* [Problem requirements]
Tally the lines below that contain "JSON". The number is the whole answer.
>> begin Dataset rows
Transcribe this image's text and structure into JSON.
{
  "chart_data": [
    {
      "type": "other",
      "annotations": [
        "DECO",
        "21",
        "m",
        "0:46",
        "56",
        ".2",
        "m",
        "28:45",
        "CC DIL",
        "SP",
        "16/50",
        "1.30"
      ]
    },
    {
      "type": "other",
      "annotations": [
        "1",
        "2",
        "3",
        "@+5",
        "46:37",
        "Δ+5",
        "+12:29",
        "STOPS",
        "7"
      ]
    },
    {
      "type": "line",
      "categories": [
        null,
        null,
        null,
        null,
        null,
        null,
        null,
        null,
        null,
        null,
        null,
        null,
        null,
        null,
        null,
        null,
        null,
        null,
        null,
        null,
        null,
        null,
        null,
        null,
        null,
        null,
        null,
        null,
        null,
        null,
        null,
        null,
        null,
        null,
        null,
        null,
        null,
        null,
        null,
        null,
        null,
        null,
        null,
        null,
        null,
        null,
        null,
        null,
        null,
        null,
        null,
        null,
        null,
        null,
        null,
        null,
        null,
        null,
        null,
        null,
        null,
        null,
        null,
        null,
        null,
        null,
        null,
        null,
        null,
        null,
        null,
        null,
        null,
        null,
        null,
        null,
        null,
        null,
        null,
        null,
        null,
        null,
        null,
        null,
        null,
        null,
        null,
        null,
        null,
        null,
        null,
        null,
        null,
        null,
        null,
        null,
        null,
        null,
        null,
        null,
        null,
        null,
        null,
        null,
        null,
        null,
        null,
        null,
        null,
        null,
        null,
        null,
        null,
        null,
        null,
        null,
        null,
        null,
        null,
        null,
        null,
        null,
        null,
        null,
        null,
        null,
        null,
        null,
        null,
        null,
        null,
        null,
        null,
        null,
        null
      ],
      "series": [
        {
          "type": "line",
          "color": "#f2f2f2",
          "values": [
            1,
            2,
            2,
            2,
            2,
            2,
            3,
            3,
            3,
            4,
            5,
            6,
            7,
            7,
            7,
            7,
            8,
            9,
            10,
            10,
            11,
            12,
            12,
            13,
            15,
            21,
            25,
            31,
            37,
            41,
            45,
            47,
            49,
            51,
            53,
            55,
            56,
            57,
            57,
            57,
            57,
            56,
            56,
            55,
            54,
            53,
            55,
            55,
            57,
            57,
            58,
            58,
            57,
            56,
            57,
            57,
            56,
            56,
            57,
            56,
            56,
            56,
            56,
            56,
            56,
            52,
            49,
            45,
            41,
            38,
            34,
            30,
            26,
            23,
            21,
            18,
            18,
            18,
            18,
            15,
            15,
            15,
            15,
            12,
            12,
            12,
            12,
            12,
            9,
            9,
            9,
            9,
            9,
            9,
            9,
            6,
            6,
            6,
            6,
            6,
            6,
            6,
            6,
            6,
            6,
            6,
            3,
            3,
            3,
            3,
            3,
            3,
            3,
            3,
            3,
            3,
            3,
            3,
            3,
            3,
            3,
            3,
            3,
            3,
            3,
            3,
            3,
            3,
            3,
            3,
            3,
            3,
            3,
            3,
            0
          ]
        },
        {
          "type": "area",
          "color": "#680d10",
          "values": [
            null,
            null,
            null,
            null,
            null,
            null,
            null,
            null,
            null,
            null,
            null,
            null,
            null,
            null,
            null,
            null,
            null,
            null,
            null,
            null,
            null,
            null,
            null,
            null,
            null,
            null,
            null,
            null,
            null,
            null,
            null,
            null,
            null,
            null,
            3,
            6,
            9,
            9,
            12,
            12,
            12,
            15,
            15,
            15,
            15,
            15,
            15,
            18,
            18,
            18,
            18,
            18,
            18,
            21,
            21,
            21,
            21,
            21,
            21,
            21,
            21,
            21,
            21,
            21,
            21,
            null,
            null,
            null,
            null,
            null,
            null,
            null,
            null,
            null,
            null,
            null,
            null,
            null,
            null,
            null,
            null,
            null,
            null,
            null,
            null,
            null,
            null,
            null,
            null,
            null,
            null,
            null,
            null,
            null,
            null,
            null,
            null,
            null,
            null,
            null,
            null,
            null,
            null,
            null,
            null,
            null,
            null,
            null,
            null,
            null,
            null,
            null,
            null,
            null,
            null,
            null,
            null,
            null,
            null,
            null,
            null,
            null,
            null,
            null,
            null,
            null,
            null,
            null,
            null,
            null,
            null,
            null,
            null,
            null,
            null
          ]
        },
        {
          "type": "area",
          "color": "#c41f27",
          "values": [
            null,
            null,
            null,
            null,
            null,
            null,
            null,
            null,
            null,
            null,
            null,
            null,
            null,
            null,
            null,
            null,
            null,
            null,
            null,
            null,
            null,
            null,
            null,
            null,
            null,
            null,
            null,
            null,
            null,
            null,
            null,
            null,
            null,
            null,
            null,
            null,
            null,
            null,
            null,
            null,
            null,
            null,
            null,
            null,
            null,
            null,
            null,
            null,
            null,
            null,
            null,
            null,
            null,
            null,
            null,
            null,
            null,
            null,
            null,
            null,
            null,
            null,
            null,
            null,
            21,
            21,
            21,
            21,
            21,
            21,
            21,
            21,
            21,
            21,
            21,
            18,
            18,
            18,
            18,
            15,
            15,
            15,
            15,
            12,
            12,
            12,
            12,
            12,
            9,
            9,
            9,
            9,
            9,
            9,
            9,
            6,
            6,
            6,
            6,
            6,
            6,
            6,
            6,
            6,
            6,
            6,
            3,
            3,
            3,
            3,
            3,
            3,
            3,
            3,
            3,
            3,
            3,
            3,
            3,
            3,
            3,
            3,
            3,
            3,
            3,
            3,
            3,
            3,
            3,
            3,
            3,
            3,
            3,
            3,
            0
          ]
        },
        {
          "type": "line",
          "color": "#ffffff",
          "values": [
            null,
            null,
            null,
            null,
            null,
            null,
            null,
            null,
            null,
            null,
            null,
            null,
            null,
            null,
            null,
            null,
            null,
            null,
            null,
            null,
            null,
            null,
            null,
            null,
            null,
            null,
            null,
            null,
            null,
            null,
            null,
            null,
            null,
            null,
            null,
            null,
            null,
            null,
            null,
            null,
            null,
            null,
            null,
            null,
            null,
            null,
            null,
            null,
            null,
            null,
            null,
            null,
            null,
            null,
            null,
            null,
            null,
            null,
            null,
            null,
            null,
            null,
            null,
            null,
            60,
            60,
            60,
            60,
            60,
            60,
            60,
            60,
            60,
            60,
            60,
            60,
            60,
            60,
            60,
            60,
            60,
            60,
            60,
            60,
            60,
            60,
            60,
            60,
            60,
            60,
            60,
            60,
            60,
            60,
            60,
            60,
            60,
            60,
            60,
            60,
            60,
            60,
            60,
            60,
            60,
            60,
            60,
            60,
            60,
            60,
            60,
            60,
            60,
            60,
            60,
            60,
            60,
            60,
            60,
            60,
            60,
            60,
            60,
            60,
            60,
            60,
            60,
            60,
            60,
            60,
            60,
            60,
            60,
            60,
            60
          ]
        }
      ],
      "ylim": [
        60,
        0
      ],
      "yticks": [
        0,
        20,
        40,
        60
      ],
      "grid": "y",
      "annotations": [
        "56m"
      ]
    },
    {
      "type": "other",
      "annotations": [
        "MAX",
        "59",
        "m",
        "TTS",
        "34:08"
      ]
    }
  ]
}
>> end Dataset rows
>> begin Dataset rows
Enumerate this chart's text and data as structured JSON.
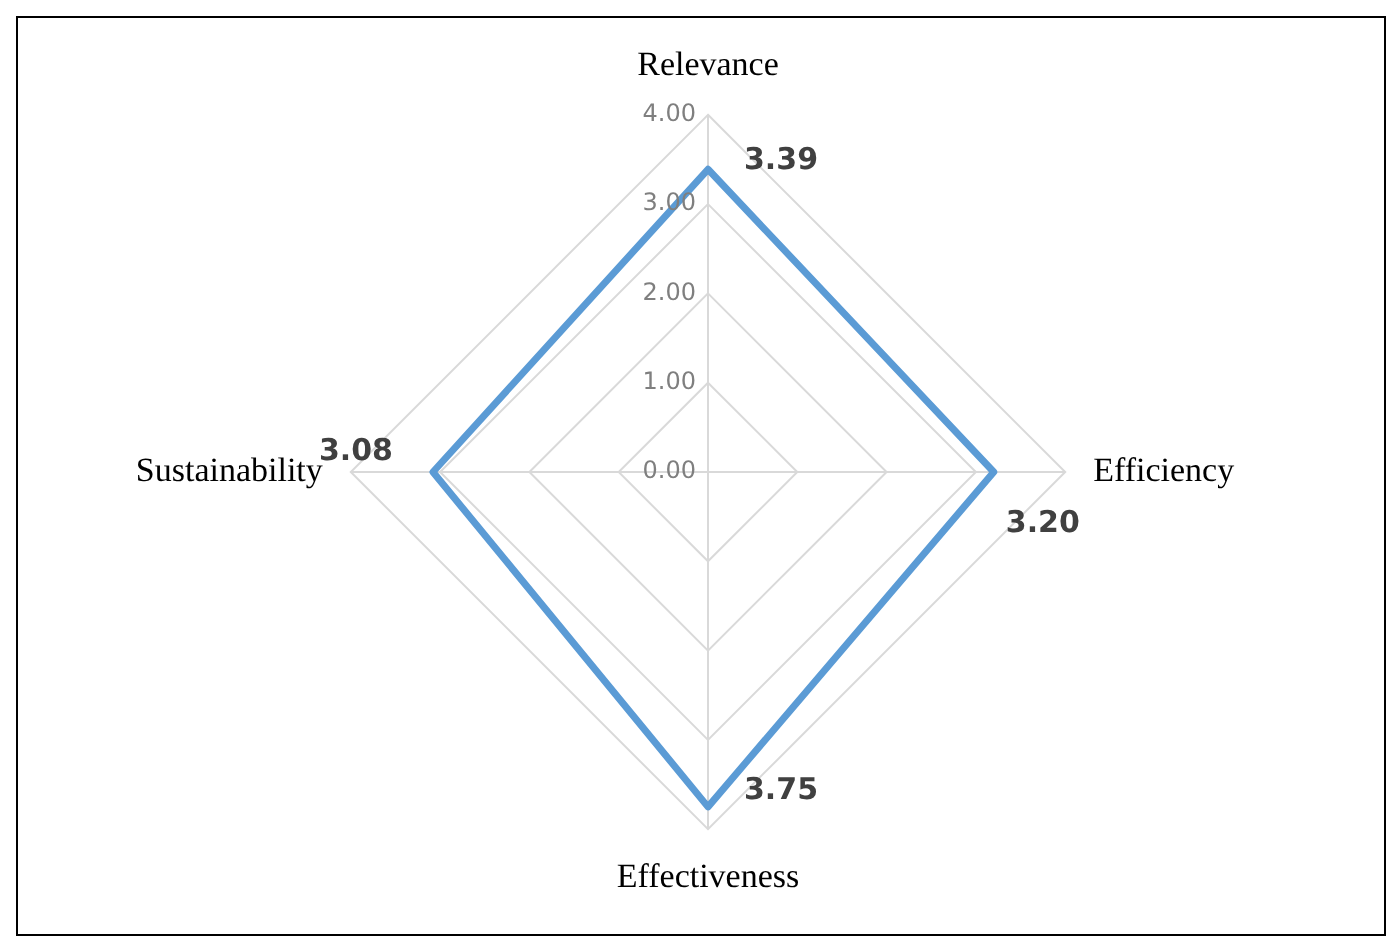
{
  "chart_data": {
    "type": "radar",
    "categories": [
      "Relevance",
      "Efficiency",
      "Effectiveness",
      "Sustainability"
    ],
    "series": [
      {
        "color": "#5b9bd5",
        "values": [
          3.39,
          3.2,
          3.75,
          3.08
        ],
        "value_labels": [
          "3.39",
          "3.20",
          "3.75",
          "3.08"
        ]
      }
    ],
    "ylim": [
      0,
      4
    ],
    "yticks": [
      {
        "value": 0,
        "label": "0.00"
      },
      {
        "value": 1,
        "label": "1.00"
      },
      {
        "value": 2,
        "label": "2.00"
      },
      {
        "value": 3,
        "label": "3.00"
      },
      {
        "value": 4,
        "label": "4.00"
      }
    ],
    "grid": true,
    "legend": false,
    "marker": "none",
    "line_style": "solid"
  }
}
>> end Dataset rows
* [Task result]
2